Challenge:
Print all of the lines exactly. Any picture among them stays out.

Provided data:
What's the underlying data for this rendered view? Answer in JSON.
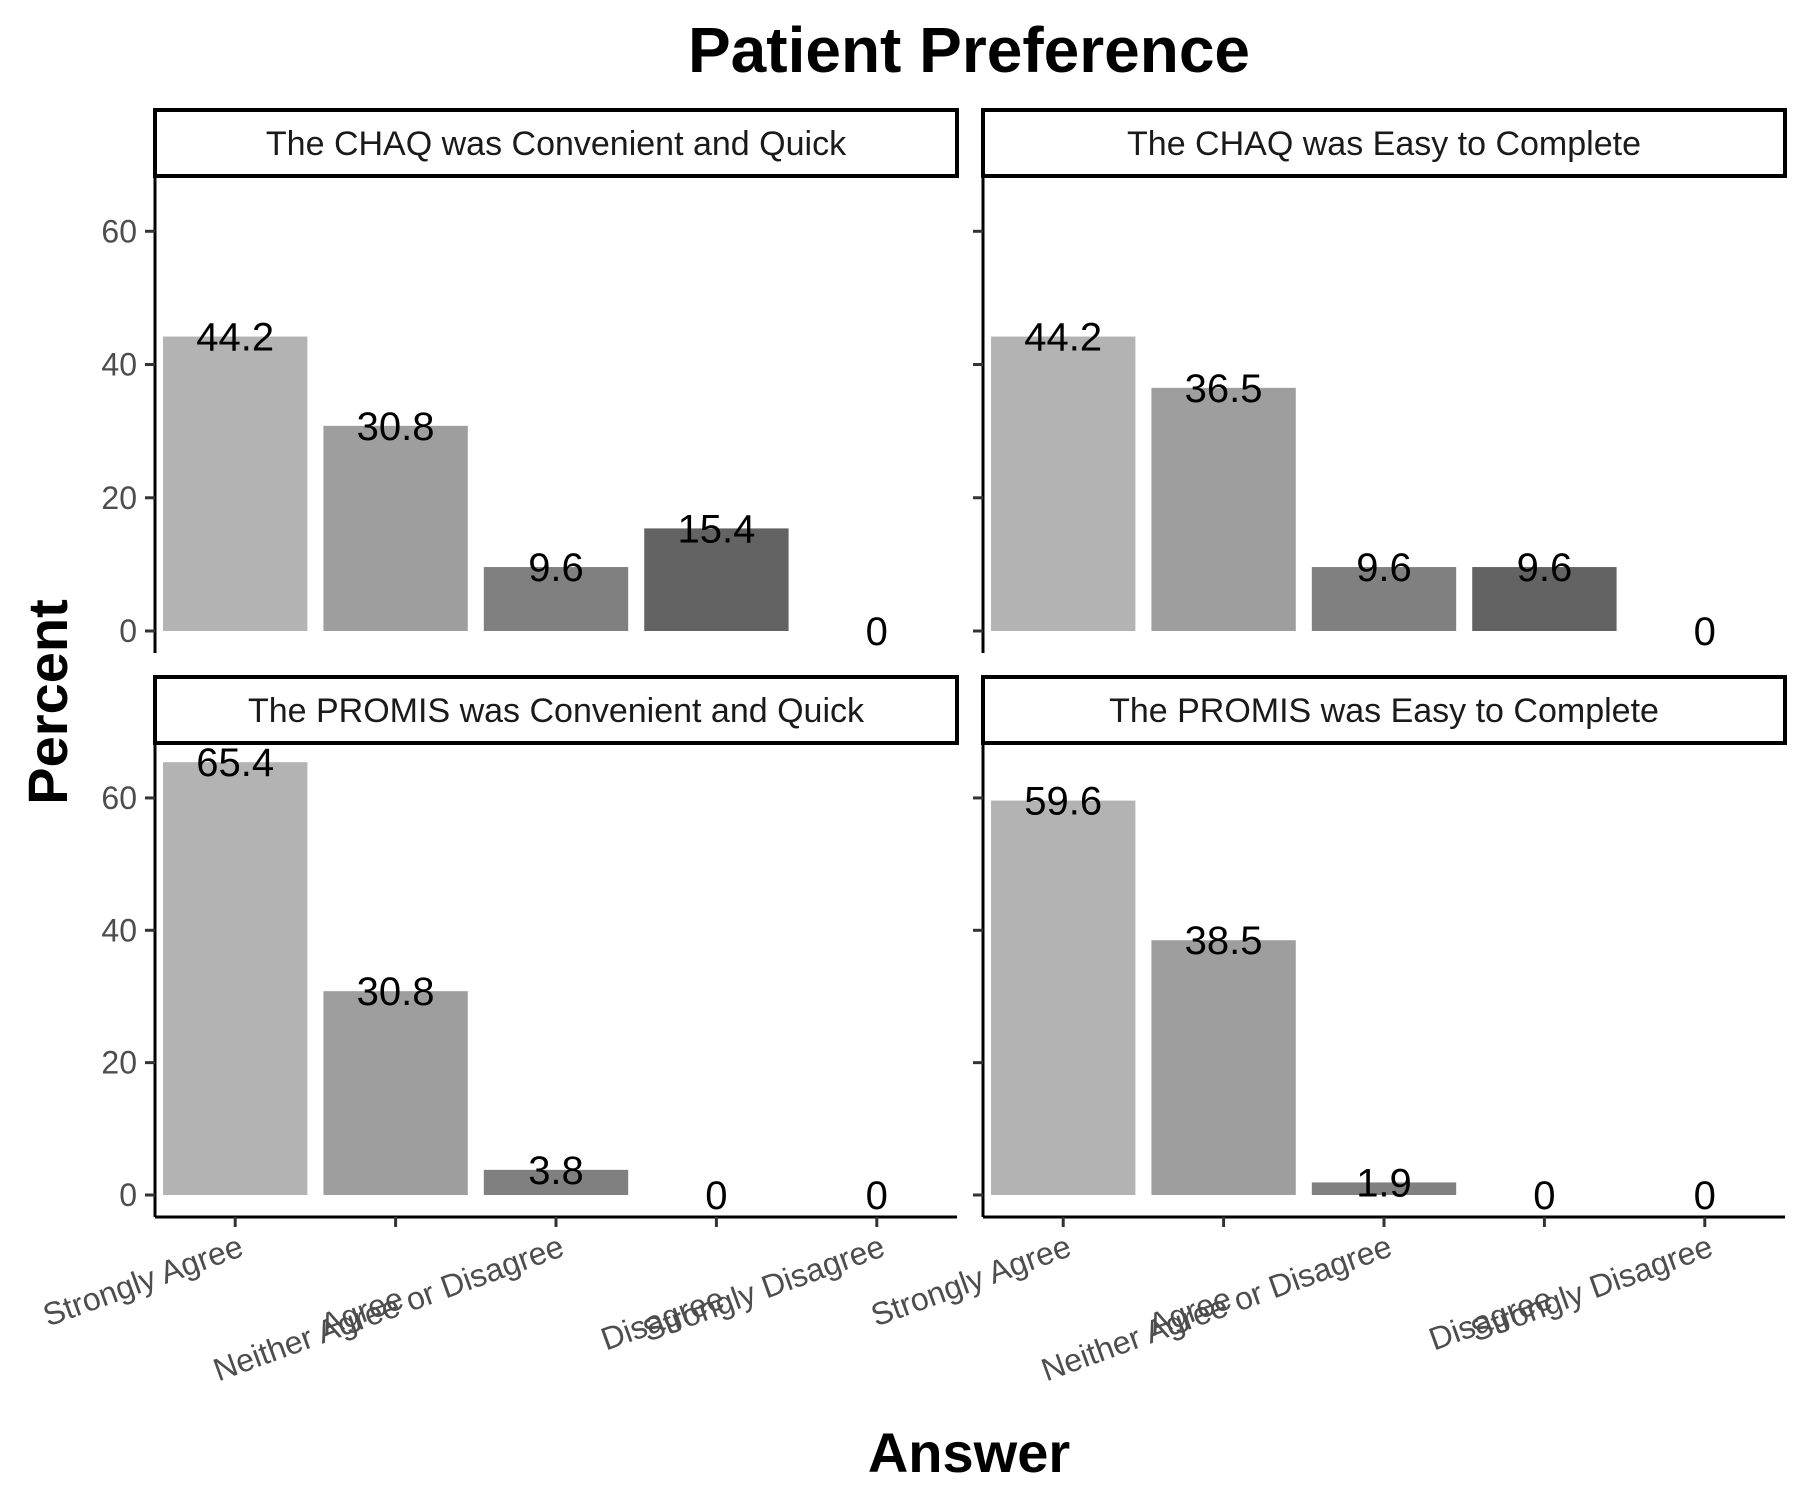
{
  "chart_data": {
    "type": "bar",
    "title": "Patient Preference",
    "xlabel": "Answer",
    "ylabel": "Percent",
    "ylim": [
      0,
      68
    ],
    "yticks": [
      0,
      20,
      40,
      60
    ],
    "categories": [
      "Strongly Agree",
      "Agree",
      "Neither Agree or Disagree",
      "Disagree",
      "Strongly Disagree"
    ],
    "category_colors": [
      "#b3b3b3",
      "#9e9e9e",
      "#808080",
      "#636363",
      "#474747"
    ],
    "grid": false,
    "legend": "none",
    "facets": [
      {
        "title": "The CHAQ was Convenient and Quick",
        "values": [
          44.2,
          30.8,
          9.6,
          15.4,
          0
        ]
      },
      {
        "title": "The CHAQ was Easy to Complete",
        "values": [
          44.2,
          36.5,
          9.6,
          9.6,
          0
        ]
      },
      {
        "title": "The PROMIS was Convenient and Quick",
        "values": [
          65.4,
          30.8,
          3.8,
          0,
          0
        ]
      },
      {
        "title": "The PROMIS was Easy to Complete",
        "values": [
          59.6,
          38.5,
          1.9,
          0,
          0
        ]
      }
    ]
  }
}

Complete answer:
What's the underlying data for this rendered view? Answer in JSON.
{
  "chart_data": {
    "type": "bar",
    "title": "Patient Preference",
    "xlabel": "Answer",
    "ylabel": "Percent",
    "ylim": [
      0,
      68
    ],
    "yticks": [
      0,
      20,
      40,
      60
    ],
    "categories": [
      "Strongly Agree",
      "Agree",
      "Neither Agree or Disagree",
      "Disagree",
      "Strongly Disagree"
    ],
    "category_colors": [
      "#b3b3b3",
      "#9e9e9e",
      "#808080",
      "#636363",
      "#474747"
    ],
    "grid": false,
    "legend": "none",
    "facets": [
      {
        "title": "The CHAQ was Convenient and Quick",
        "values": [
          44.2,
          30.8,
          9.6,
          15.4,
          0
        ]
      },
      {
        "title": "The CHAQ was Easy to Complete",
        "values": [
          44.2,
          36.5,
          9.6,
          9.6,
          0
        ]
      },
      {
        "title": "The PROMIS was Convenient and Quick",
        "values": [
          65.4,
          30.8,
          3.8,
          0,
          0
        ]
      },
      {
        "title": "The PROMIS was Easy to Complete",
        "values": [
          59.6,
          38.5,
          1.9,
          0,
          0
        ]
      }
    ]
  }
}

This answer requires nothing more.